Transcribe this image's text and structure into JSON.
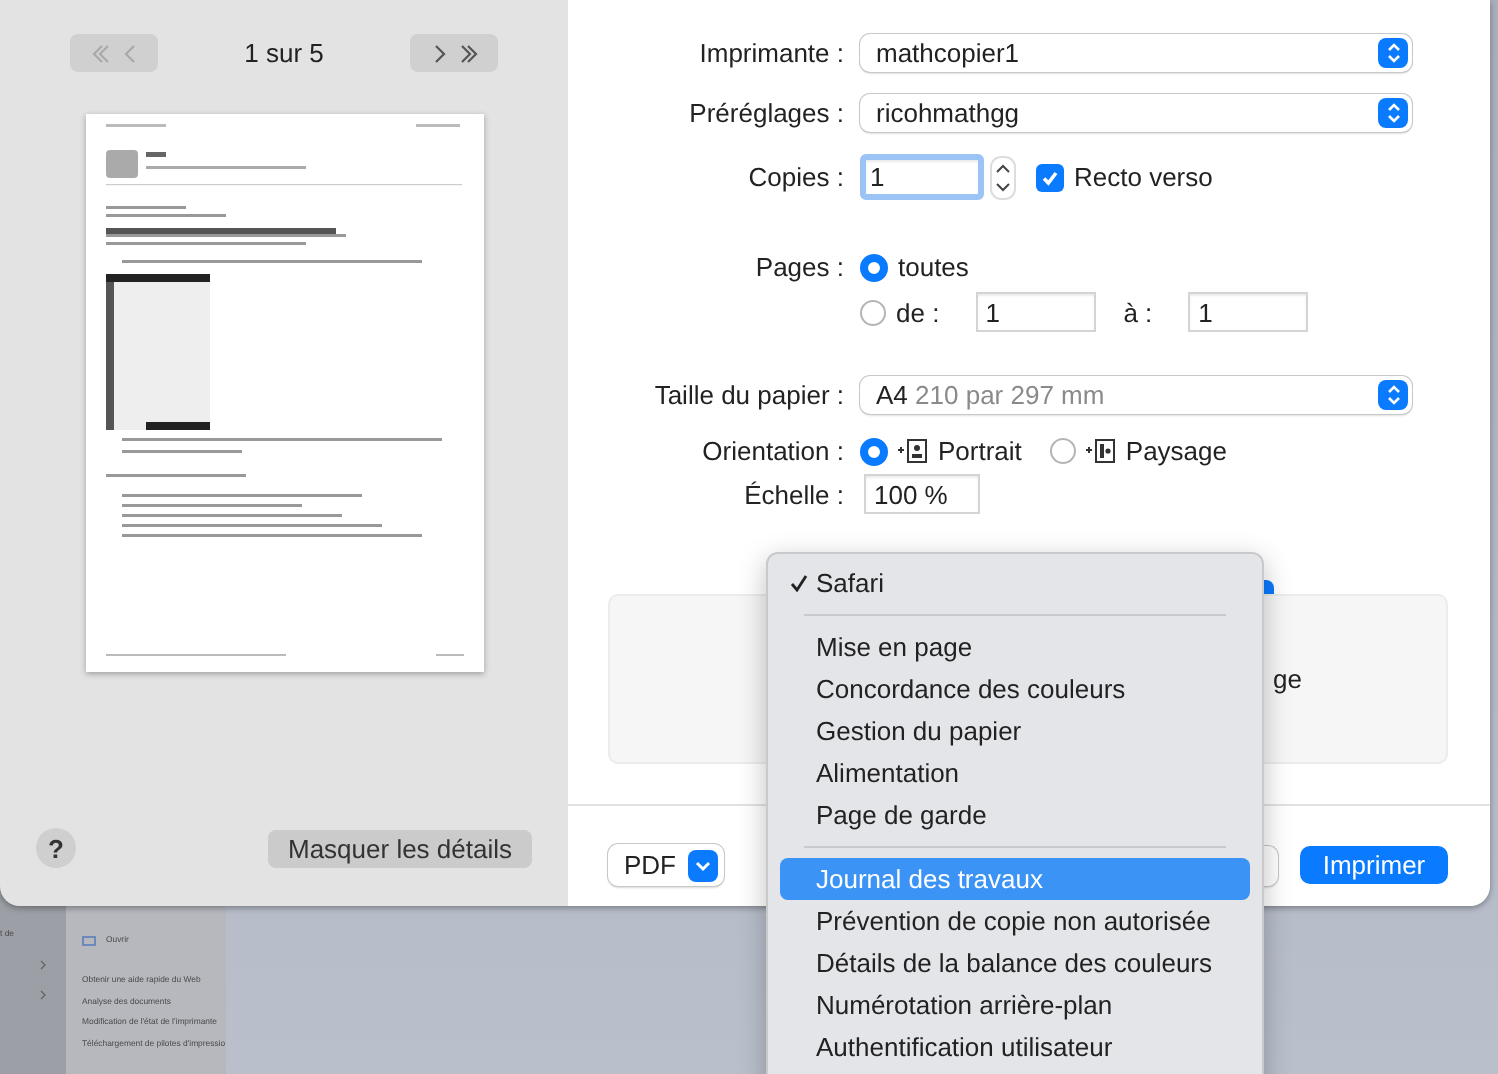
{
  "background_window": {
    "side_label": "t de",
    "open_item": "Ouvrir",
    "items": [
      "Obtenir une aide rapide du Web",
      "Analyse des documents",
      "Modification de l'état de l'imprimante",
      "Téléchargement de pilotes d'impressio"
    ]
  },
  "preview": {
    "back_disabled": true,
    "forward_disabled": false,
    "page_counter": "1 sur 5"
  },
  "help_button": "?",
  "details_button": "Masquer les détails",
  "form": {
    "printer": {
      "label": "Imprimante :",
      "value": "mathcopier1"
    },
    "presets": {
      "label": "Préréglages :",
      "value": "ricohmathgg"
    },
    "copies": {
      "label": "Copies :",
      "value": "1"
    },
    "duplex": {
      "label": "Recto verso",
      "checked": true
    },
    "pages": {
      "label": "Pages :",
      "options": [
        {
          "label": "toutes",
          "selected": true
        },
        {
          "label": "de :",
          "selected": false
        }
      ],
      "from": "1",
      "to_label": "à :",
      "to": "1"
    },
    "paper": {
      "label": "Taille du papier :",
      "value": "A4",
      "detail": "210 par 297 mm"
    },
    "orientation": {
      "label": "Orientation :",
      "options": [
        {
          "kind": "portrait",
          "label": "Portrait",
          "selected": true
        },
        {
          "kind": "landscape",
          "label": "Paysage",
          "selected": false
        }
      ]
    },
    "scale": {
      "label": "Échelle :",
      "value": "100 %"
    }
  },
  "section_panel": {
    "text": "ge"
  },
  "footer": {
    "pdf": "PDF",
    "print": "Imprimer"
  },
  "menu": {
    "items": [
      {
        "kind": "item",
        "label": "Safari",
        "checked": true,
        "selected": false
      },
      {
        "kind": "separator"
      },
      {
        "kind": "item",
        "label": "Mise en page",
        "checked": false,
        "selected": false
      },
      {
        "kind": "item",
        "label": "Concordance des couleurs",
        "checked": false,
        "selected": false
      },
      {
        "kind": "item",
        "label": "Gestion du papier",
        "checked": false,
        "selected": false
      },
      {
        "kind": "item",
        "label": "Alimentation",
        "checked": false,
        "selected": false
      },
      {
        "kind": "item",
        "label": "Page de garde",
        "checked": false,
        "selected": false
      },
      {
        "kind": "separator"
      },
      {
        "kind": "item",
        "label": "Journal des travaux",
        "checked": false,
        "selected": true
      },
      {
        "kind": "item",
        "label": "Prévention de copie non autorisée",
        "checked": false,
        "selected": false
      },
      {
        "kind": "item",
        "label": "Détails de la balance des couleurs",
        "checked": false,
        "selected": false
      },
      {
        "kind": "item",
        "label": "Numérotation arrière-plan",
        "checked": false,
        "selected": false
      },
      {
        "kind": "item",
        "label": "Authentification utilisateur",
        "checked": false,
        "selected": false
      }
    ]
  }
}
• • • • •
What you have to do:
Transcribe all the lines above exactly, apart from the pictures.

Reply:
Transcribe this image's text and structure into JSON.
{
  "background_window": {
    "side_label": "t de",
    "open_item": "Ouvrir",
    "items": [
      "Obtenir une aide rapide du Web",
      "Analyse des documents",
      "Modification de l'état de l'imprimante",
      "Téléchargement de pilotes d'impressio"
    ]
  },
  "preview": {
    "back_disabled": true,
    "forward_disabled": false,
    "page_counter": "1 sur 5"
  },
  "help_button": "?",
  "details_button": "Masquer les détails",
  "form": {
    "printer": {
      "label": "Imprimante :",
      "value": "mathcopier1"
    },
    "presets": {
      "label": "Préréglages :",
      "value": "ricohmathgg"
    },
    "copies": {
      "label": "Copies :",
      "value": "1"
    },
    "duplex": {
      "label": "Recto verso",
      "checked": true
    },
    "pages": {
      "label": "Pages :",
      "options": [
        {
          "label": "toutes",
          "selected": true
        },
        {
          "label": "de :",
          "selected": false
        }
      ],
      "from": "1",
      "to_label": "à :",
      "to": "1"
    },
    "paper": {
      "label": "Taille du papier :",
      "value": "A4",
      "detail": "210 par 297 mm"
    },
    "orientation": {
      "label": "Orientation :",
      "options": [
        {
          "kind": "portrait",
          "label": "Portrait",
          "selected": true
        },
        {
          "kind": "landscape",
          "label": "Paysage",
          "selected": false
        }
      ]
    },
    "scale": {
      "label": "Échelle :",
      "value": "100 %"
    }
  },
  "section_panel": {
    "text": "ge"
  },
  "footer": {
    "pdf": "PDF",
    "print": "Imprimer"
  },
  "menu": {
    "items": [
      {
        "kind": "item",
        "label": "Safari",
        "checked": true,
        "selected": false
      },
      {
        "kind": "separator"
      },
      {
        "kind": "item",
        "label": "Mise en page",
        "checked": false,
        "selected": false
      },
      {
        "kind": "item",
        "label": "Concordance des couleurs",
        "checked": false,
        "selected": false
      },
      {
        "kind": "item",
        "label": "Gestion du papier",
        "checked": false,
        "selected": false
      },
      {
        "kind": "item",
        "label": "Alimentation",
        "checked": false,
        "selected": false
      },
      {
        "kind": "item",
        "label": "Page de garde",
        "checked": false,
        "selected": false
      },
      {
        "kind": "separator"
      },
      {
        "kind": "item",
        "label": "Journal des travaux",
        "checked": false,
        "selected": true
      },
      {
        "kind": "item",
        "label": "Prévention de copie non autorisée",
        "checked": false,
        "selected": false
      },
      {
        "kind": "item",
        "label": "Détails de la balance des couleurs",
        "checked": false,
        "selected": false
      },
      {
        "kind": "item",
        "label": "Numérotation arrière-plan",
        "checked": false,
        "selected": false
      },
      {
        "kind": "item",
        "label": "Authentification utilisateur",
        "checked": false,
        "selected": false
      }
    ]
  }
}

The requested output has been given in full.